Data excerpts
★ ★ ★ ★

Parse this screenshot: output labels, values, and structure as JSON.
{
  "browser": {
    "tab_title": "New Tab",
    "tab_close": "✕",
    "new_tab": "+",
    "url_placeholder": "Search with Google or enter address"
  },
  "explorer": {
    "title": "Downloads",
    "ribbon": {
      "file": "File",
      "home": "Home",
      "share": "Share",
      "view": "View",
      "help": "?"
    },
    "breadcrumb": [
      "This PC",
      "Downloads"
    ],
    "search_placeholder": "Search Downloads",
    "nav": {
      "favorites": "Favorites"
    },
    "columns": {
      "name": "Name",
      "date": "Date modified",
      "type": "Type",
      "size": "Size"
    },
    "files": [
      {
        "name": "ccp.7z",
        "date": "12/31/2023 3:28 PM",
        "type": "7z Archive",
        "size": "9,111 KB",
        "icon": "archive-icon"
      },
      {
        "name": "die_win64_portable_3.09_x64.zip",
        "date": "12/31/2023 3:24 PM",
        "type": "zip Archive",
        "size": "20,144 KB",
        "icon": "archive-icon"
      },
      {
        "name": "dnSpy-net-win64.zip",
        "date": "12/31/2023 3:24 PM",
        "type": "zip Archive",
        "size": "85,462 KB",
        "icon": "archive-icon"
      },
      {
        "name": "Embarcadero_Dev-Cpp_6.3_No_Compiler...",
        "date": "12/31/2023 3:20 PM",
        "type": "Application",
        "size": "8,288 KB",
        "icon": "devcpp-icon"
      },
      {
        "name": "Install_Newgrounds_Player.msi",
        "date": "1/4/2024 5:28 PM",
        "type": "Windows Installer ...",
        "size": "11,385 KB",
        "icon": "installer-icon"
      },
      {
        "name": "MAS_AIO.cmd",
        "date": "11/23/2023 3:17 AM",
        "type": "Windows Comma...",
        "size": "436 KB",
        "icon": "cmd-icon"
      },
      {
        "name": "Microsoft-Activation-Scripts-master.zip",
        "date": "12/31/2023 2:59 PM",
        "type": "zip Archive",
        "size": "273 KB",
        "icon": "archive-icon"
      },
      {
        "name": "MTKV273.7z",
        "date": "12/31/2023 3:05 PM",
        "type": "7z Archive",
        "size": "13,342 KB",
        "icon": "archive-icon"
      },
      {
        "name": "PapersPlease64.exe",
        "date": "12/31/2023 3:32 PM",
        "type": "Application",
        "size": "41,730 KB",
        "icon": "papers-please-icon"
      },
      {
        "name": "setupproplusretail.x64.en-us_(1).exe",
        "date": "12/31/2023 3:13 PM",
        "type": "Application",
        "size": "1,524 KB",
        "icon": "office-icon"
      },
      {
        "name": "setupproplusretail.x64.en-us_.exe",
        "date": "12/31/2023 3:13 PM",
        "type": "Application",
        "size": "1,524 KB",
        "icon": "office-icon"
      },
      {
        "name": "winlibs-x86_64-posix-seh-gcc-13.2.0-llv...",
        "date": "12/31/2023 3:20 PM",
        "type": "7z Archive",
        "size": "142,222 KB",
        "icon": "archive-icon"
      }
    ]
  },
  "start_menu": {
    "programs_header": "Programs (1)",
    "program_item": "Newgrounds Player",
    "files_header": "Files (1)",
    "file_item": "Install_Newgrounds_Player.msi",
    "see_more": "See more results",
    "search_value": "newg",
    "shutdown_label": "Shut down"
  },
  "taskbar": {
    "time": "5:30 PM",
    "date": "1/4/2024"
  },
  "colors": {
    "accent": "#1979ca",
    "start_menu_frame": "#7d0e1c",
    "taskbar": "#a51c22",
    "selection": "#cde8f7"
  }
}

★ ★ ★ ★

**Written task**
Reproduce each entry exactly, leaving out nothing.

**Written answer**
Parse this screenshot: output labels, values, and structure as JSON.
{
  "browser": {
    "tab_title": "New Tab",
    "tab_close": "✕",
    "new_tab": "+",
    "url_placeholder": "Search with Google or enter address"
  },
  "explorer": {
    "title": "Downloads",
    "ribbon": {
      "file": "File",
      "home": "Home",
      "share": "Share",
      "view": "View",
      "help": "?"
    },
    "breadcrumb": [
      "This PC",
      "Downloads"
    ],
    "search_placeholder": "Search Downloads",
    "nav": {
      "favorites": "Favorites"
    },
    "columns": {
      "name": "Name",
      "date": "Date modified",
      "type": "Type",
      "size": "Size"
    },
    "files": [
      {
        "name": "ccp.7z",
        "date": "12/31/2023 3:28 PM",
        "type": "7z Archive",
        "size": "9,111 KB",
        "icon": "archive-icon"
      },
      {
        "name": "die_win64_portable_3.09_x64.zip",
        "date": "12/31/2023 3:24 PM",
        "type": "zip Archive",
        "size": "20,144 KB",
        "icon": "archive-icon"
      },
      {
        "name": "dnSpy-net-win64.zip",
        "date": "12/31/2023 3:24 PM",
        "type": "zip Archive",
        "size": "85,462 KB",
        "icon": "archive-icon"
      },
      {
        "name": "Embarcadero_Dev-Cpp_6.3_No_Compiler...",
        "date": "12/31/2023 3:20 PM",
        "type": "Application",
        "size": "8,288 KB",
        "icon": "devcpp-icon"
      },
      {
        "name": "Install_Newgrounds_Player.msi",
        "date": "1/4/2024 5:28 PM",
        "type": "Windows Installer ...",
        "size": "11,385 KB",
        "icon": "installer-icon"
      },
      {
        "name": "MAS_AIO.cmd",
        "date": "11/23/2023 3:17 AM",
        "type": "Windows Comma...",
        "size": "436 KB",
        "icon": "cmd-icon"
      },
      {
        "name": "Microsoft-Activation-Scripts-master.zip",
        "date": "12/31/2023 2:59 PM",
        "type": "zip Archive",
        "size": "273 KB",
        "icon": "archive-icon"
      },
      {
        "name": "MTKV273.7z",
        "date": "12/31/2023 3:05 PM",
        "type": "7z Archive",
        "size": "13,342 KB",
        "icon": "archive-icon"
      },
      {
        "name": "PapersPlease64.exe",
        "date": "12/31/2023 3:32 PM",
        "type": "Application",
        "size": "41,730 KB",
        "icon": "papers-please-icon"
      },
      {
        "name": "setupproplusretail.x64.en-us_(1).exe",
        "date": "12/31/2023 3:13 PM",
        "type": "Application",
        "size": "1,524 KB",
        "icon": "office-icon"
      },
      {
        "name": "setupproplusretail.x64.en-us_.exe",
        "date": "12/31/2023 3:13 PM",
        "type": "Application",
        "size": "1,524 KB",
        "icon": "office-icon"
      },
      {
        "name": "winlibs-x86_64-posix-seh-gcc-13.2.0-llv...",
        "date": "12/31/2023 3:20 PM",
        "type": "7z Archive",
        "size": "142,222 KB",
        "icon": "archive-icon"
      }
    ]
  },
  "start_menu": {
    "programs_header": "Programs (1)",
    "program_item": "Newgrounds Player",
    "files_header": "Files (1)",
    "file_item": "Install_Newgrounds_Player.msi",
    "see_more": "See more results",
    "search_value": "newg",
    "shutdown_label": "Shut down"
  },
  "taskbar": {
    "time": "5:30 PM",
    "date": "1/4/2024"
  },
  "colors": {
    "accent": "#1979ca",
    "start_menu_frame": "#7d0e1c",
    "taskbar": "#a51c22",
    "selection": "#cde8f7"
  }
}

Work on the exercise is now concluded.